- [Work to do] State the number of lines below in which the word "JSON" appears. Nothing else belongs in the answer.

- [Records for processing]

★ ★ ★

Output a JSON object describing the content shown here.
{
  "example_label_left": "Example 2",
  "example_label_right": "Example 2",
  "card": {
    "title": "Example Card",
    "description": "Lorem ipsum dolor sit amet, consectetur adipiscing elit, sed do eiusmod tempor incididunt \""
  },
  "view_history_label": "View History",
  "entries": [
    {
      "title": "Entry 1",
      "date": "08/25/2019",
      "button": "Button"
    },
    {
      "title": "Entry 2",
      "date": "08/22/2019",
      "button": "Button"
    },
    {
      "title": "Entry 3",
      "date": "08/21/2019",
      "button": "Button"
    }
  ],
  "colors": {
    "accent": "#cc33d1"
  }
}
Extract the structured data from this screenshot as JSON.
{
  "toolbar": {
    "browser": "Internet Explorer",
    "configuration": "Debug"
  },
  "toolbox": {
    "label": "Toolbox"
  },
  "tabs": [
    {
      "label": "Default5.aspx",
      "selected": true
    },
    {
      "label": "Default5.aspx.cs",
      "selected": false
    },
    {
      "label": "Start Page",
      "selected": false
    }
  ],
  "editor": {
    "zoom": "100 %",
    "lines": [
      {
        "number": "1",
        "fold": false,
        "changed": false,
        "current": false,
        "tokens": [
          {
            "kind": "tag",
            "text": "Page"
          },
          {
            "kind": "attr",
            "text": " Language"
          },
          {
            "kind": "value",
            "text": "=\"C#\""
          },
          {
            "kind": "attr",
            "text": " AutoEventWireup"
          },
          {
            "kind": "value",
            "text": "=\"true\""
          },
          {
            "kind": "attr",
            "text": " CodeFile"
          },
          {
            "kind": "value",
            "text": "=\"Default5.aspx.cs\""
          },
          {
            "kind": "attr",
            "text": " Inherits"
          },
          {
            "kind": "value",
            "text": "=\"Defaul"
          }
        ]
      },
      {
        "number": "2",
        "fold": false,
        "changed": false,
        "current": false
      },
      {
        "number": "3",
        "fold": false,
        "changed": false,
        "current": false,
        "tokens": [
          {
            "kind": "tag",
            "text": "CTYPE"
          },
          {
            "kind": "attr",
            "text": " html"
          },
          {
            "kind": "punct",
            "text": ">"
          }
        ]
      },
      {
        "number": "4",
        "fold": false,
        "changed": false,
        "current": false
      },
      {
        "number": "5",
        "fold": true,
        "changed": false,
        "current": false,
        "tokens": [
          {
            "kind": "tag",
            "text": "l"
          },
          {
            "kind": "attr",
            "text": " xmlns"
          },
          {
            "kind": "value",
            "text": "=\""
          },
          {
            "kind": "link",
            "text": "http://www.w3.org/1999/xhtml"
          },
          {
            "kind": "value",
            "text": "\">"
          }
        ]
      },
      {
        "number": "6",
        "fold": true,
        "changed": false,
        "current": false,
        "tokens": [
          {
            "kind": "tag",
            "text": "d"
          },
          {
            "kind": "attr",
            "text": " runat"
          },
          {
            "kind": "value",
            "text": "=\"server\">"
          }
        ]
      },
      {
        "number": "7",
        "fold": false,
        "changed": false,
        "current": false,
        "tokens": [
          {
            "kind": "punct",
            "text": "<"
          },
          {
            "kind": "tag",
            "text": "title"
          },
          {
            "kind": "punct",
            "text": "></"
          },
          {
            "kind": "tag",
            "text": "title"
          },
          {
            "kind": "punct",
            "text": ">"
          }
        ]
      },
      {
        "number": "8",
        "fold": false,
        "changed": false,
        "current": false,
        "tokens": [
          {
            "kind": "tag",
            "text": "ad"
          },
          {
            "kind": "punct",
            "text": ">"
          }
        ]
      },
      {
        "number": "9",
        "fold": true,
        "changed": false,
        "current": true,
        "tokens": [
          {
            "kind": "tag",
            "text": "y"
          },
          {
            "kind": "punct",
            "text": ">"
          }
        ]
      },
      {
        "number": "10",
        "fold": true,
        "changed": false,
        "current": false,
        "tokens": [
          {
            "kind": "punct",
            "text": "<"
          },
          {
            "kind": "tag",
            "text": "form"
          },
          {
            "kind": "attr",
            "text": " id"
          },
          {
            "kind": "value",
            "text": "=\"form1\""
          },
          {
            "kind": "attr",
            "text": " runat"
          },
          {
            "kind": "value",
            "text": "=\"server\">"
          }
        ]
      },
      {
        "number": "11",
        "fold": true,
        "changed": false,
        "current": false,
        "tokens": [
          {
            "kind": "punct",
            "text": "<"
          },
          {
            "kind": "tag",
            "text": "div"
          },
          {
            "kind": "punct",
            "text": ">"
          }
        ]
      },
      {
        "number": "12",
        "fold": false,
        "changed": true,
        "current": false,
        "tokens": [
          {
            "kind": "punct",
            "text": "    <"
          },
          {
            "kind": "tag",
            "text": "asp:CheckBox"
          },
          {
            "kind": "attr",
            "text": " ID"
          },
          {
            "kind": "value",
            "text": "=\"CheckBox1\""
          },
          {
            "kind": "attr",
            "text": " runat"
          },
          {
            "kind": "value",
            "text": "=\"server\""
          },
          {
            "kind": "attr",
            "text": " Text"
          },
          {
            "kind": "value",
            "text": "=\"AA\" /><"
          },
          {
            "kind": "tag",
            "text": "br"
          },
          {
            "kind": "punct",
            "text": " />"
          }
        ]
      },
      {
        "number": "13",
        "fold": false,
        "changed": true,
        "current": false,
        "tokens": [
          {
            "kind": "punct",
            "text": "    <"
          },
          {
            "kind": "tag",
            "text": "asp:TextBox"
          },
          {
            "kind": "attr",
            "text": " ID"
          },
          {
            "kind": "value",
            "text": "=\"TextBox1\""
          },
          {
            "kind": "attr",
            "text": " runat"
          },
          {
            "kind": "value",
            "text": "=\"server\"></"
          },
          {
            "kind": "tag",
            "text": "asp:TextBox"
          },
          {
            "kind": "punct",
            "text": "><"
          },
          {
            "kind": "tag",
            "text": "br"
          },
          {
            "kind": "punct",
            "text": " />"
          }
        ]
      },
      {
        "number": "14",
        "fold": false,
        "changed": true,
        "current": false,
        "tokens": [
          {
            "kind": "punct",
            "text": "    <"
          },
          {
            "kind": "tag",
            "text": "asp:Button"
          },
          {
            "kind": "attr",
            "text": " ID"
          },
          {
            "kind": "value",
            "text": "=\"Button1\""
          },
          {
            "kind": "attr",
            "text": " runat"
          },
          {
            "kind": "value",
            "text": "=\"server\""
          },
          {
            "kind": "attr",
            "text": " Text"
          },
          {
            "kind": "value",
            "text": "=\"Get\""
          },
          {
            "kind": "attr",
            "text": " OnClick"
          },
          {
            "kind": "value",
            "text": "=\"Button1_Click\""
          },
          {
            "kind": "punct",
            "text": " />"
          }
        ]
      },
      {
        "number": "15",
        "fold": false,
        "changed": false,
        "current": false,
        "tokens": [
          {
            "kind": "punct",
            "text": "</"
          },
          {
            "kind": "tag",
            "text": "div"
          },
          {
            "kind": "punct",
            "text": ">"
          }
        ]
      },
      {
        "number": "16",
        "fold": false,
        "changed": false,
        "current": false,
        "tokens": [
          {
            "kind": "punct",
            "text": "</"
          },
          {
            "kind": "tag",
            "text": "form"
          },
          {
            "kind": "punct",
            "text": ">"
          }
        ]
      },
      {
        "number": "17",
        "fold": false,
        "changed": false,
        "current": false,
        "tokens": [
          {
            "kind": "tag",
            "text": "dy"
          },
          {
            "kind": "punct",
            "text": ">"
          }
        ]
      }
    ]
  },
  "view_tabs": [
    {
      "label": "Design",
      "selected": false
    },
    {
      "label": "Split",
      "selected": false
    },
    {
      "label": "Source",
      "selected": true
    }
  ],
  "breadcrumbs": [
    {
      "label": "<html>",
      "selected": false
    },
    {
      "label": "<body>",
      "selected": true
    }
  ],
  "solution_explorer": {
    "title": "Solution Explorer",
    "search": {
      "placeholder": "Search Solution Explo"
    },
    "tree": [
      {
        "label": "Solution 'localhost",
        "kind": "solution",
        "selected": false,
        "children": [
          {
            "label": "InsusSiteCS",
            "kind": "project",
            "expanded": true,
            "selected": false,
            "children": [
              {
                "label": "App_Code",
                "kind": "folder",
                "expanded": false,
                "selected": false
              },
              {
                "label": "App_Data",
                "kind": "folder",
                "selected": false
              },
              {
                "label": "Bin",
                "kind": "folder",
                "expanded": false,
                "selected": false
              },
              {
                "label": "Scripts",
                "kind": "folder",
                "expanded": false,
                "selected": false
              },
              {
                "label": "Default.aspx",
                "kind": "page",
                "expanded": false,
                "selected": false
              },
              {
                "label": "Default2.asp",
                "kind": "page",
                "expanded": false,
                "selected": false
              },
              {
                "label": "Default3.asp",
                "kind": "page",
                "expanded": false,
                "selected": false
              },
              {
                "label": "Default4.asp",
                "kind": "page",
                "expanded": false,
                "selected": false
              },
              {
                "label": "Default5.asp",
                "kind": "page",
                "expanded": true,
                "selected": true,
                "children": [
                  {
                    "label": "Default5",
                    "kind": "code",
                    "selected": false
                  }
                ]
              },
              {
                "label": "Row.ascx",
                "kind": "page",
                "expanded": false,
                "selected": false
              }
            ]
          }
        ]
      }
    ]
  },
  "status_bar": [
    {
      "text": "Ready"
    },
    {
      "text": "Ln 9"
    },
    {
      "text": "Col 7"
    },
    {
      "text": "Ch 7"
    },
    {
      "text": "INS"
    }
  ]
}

★ ★ ★

- [Answer to this problem] 2